Set problem - All the data should come back exactly as it was given.

Records provided -
------------------------------------------------------------------------

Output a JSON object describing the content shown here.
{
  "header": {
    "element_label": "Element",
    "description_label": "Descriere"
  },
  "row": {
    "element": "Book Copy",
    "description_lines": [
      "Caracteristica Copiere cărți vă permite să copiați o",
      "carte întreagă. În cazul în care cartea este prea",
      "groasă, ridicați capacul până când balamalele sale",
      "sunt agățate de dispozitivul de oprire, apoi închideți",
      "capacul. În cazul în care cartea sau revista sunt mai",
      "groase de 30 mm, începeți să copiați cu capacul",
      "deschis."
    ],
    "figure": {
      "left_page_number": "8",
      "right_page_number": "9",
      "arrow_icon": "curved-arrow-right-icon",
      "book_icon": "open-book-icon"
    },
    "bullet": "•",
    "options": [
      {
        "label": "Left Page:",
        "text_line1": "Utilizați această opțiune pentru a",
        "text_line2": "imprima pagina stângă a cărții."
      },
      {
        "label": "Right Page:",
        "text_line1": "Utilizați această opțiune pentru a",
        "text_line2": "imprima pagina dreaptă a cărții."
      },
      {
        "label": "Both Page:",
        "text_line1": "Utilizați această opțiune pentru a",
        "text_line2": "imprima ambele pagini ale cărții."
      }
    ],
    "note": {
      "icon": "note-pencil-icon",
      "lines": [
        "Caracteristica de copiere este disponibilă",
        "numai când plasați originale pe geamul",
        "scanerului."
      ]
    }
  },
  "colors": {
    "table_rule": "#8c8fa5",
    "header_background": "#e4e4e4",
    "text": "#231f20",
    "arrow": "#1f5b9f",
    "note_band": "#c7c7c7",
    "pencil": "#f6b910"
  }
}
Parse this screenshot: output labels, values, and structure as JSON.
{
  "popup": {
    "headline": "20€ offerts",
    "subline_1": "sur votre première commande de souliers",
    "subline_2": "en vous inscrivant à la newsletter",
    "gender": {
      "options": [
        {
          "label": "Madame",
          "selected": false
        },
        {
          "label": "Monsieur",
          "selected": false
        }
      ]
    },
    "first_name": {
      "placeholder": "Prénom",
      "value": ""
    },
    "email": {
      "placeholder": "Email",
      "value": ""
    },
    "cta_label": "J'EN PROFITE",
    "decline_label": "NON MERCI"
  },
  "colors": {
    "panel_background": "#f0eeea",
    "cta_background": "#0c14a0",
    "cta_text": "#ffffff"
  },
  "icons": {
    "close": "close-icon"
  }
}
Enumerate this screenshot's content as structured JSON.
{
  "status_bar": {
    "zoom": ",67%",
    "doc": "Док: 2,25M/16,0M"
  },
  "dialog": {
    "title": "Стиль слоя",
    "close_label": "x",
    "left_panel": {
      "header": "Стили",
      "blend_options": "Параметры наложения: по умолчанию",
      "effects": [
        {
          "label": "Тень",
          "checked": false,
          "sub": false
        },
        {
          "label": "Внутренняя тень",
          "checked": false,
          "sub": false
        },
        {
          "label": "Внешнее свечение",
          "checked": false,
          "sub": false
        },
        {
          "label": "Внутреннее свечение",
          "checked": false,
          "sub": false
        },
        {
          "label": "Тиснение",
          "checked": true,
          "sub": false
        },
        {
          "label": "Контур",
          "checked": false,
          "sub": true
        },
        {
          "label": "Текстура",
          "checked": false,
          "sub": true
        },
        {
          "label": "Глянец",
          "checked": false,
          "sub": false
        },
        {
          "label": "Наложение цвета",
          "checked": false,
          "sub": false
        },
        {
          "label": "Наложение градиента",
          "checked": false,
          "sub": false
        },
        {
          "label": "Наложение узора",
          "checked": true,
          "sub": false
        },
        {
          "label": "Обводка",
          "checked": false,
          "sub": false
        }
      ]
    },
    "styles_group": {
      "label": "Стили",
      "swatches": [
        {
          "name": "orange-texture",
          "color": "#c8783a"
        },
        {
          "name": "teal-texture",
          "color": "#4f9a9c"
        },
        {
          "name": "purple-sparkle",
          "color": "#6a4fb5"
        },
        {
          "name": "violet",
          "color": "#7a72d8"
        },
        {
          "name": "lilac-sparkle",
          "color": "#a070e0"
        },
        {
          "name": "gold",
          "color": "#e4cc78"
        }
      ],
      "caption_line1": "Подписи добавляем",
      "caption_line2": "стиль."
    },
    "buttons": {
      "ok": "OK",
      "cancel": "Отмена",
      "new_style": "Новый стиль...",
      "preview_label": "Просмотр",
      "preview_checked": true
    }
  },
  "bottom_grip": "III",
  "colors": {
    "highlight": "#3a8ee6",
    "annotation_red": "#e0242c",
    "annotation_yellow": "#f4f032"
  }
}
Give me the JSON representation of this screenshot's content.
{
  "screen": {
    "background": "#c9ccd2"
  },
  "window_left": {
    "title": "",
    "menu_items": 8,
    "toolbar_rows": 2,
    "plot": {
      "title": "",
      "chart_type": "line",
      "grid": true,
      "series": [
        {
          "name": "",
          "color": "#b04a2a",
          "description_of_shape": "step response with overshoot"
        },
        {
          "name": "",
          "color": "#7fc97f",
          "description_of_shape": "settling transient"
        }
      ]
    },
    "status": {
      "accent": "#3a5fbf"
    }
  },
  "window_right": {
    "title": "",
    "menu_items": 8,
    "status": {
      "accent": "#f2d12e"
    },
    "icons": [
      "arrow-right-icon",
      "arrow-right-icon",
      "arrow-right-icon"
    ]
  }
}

------------------------------------------------------------------------

Full output -
Output a JSON object describing the content shown here.
{
  "header": {
    "element_label": "Element",
    "description_label": "Descriere"
  },
  "row": {
    "element": "Book Copy",
    "description_lines": [
      "Caracteristica Copiere cărți vă permite să copiați o",
      "carte întreagă. În cazul în care cartea este prea",
      "groasă, ridicați capacul până când balamalele sale",
      "sunt agățate de dispozitivul de oprire, apoi închideți",
      "capacul. În cazul în care cartea sau revista sunt mai",
      "groase de 30 mm, începeți să copiați cu capacul",
      "deschis."
    ],
    "figure": {
      "left_page_number": "8",
      "right_page_number": "9",
      "arrow_icon": "curved-arrow-right-icon",
      "book_icon": "open-book-icon"
    },
    "bullet": "•",
    "options": [
      {
        "label": "Left Page:",
        "text_line1": "Utilizați această opțiune pentru a",
        "text_line2": "imprima pagina stângă a cărții."
      },
      {
        "label": "Right Page:",
        "text_line1": "Utilizați această opțiune pentru a",
        "text_line2": "imprima pagina dreaptă a cărții."
      },
      {
        "label": "Both Page:",
        "text_line1": "Utilizați această opțiune pentru a",
        "text_line2": "imprima ambele pagini ale cărții."
      }
    ],
    "note": {
      "icon": "note-pencil-icon",
      "lines": [
        "Caracteristica de copiere este disponibilă",
        "numai când plasați originale pe geamul",
        "scanerului."
      ]
    }
  },
  "colors": {
    "table_rule": "#8c8fa5",
    "header_background": "#e4e4e4",
    "text": "#231f20",
    "arrow": "#1f5b9f",
    "note_band": "#c7c7c7",
    "pencil": "#f6b910"
  }
}
Parse this screenshot: output labels, values, and structure as JSON.
{
  "popup": {
    "headline": "20€ offerts",
    "subline_1": "sur votre première commande de souliers",
    "subline_2": "en vous inscrivant à la newsletter",
    "gender": {
      "options": [
        {
          "label": "Madame",
          "selected": false
        },
        {
          "label": "Monsieur",
          "selected": false
        }
      ]
    },
    "first_name": {
      "placeholder": "Prénom",
      "value": ""
    },
    "email": {
      "placeholder": "Email",
      "value": ""
    },
    "cta_label": "J'EN PROFITE",
    "decline_label": "NON MERCI"
  },
  "colors": {
    "panel_background": "#f0eeea",
    "cta_background": "#0c14a0",
    "cta_text": "#ffffff"
  },
  "icons": {
    "close": "close-icon"
  }
}
Enumerate this screenshot's content as structured JSON.
{
  "status_bar": {
    "zoom": ",67%",
    "doc": "Док: 2,25M/16,0M"
  },
  "dialog": {
    "title": "Стиль слоя",
    "close_label": "x",
    "left_panel": {
      "header": "Стили",
      "blend_options": "Параметры наложения: по умолчанию",
      "effects": [
        {
          "label": "Тень",
          "checked": false,
          "sub": false
        },
        {
          "label": "Внутренняя тень",
          "checked": false,
          "sub": false
        },
        {
          "label": "Внешнее свечение",
          "checked": false,
          "sub": false
        },
        {
          "label": "Внутреннее свечение",
          "checked": false,
          "sub": false
        },
        {
          "label": "Тиснение",
          "checked": true,
          "sub": false
        },
        {
          "label": "Контур",
          "checked": false,
          "sub": true
        },
        {
          "label": "Текстура",
          "checked": false,
          "sub": true
        },
        {
          "label": "Глянец",
          "checked": false,
          "sub": false
        },
        {
          "label": "Наложение цвета",
          "checked": false,
          "sub": false
        },
        {
          "label": "Наложение градиента",
          "checked": false,
          "sub": false
        },
        {
          "label": "Наложение узора",
          "checked": true,
          "sub": false
        },
        {
          "label": "Обводка",
          "checked": false,
          "sub": false
        }
      ]
    },
    "styles_group": {
      "label": "Стили",
      "swatches": [
        {
          "name": "orange-texture",
          "color": "#c8783a"
        },
        {
          "name": "teal-texture",
          "color": "#4f9a9c"
        },
        {
          "name": "purple-sparkle",
          "color": "#6a4fb5"
        },
        {
          "name": "violet",
          "color": "#7a72d8"
        },
        {
          "name": "lilac-sparkle",
          "color": "#a070e0"
        },
        {
          "name": "gold",
          "color": "#e4cc78"
        }
      ],
      "caption_line1": "Подписи добавляем",
      "caption_line2": "стиль."
    },
    "buttons": {
      "ok": "OK",
      "cancel": "Отмена",
      "new_style": "Новый стиль...",
      "preview_label": "Просмотр",
      "preview_checked": true
    }
  },
  "bottom_grip": "III",
  "colors": {
    "highlight": "#3a8ee6",
    "annotation_red": "#e0242c",
    "annotation_yellow": "#f4f032"
  }
}
Give me the JSON representation of this screenshot's content.
{
  "screen": {
    "background": "#c9ccd2"
  },
  "window_left": {
    "title": "",
    "menu_items": 8,
    "toolbar_rows": 2,
    "plot": {
      "title": "",
      "chart_type": "line",
      "grid": true,
      "series": [
        {
          "name": "",
          "color": "#b04a2a",
          "description_of_shape": "step response with overshoot"
        },
        {
          "name": "",
          "color": "#7fc97f",
          "description_of_shape": "settling transient"
        }
      ]
    },
    "status": {
      "accent": "#3a5fbf"
    }
  },
  "window_right": {
    "title": "",
    "menu_items": 8,
    "status": {
      "accent": "#f2d12e"
    },
    "icons": [
      "arrow-right-icon",
      "arrow-right-icon",
      "arrow-right-icon"
    ]
  }
}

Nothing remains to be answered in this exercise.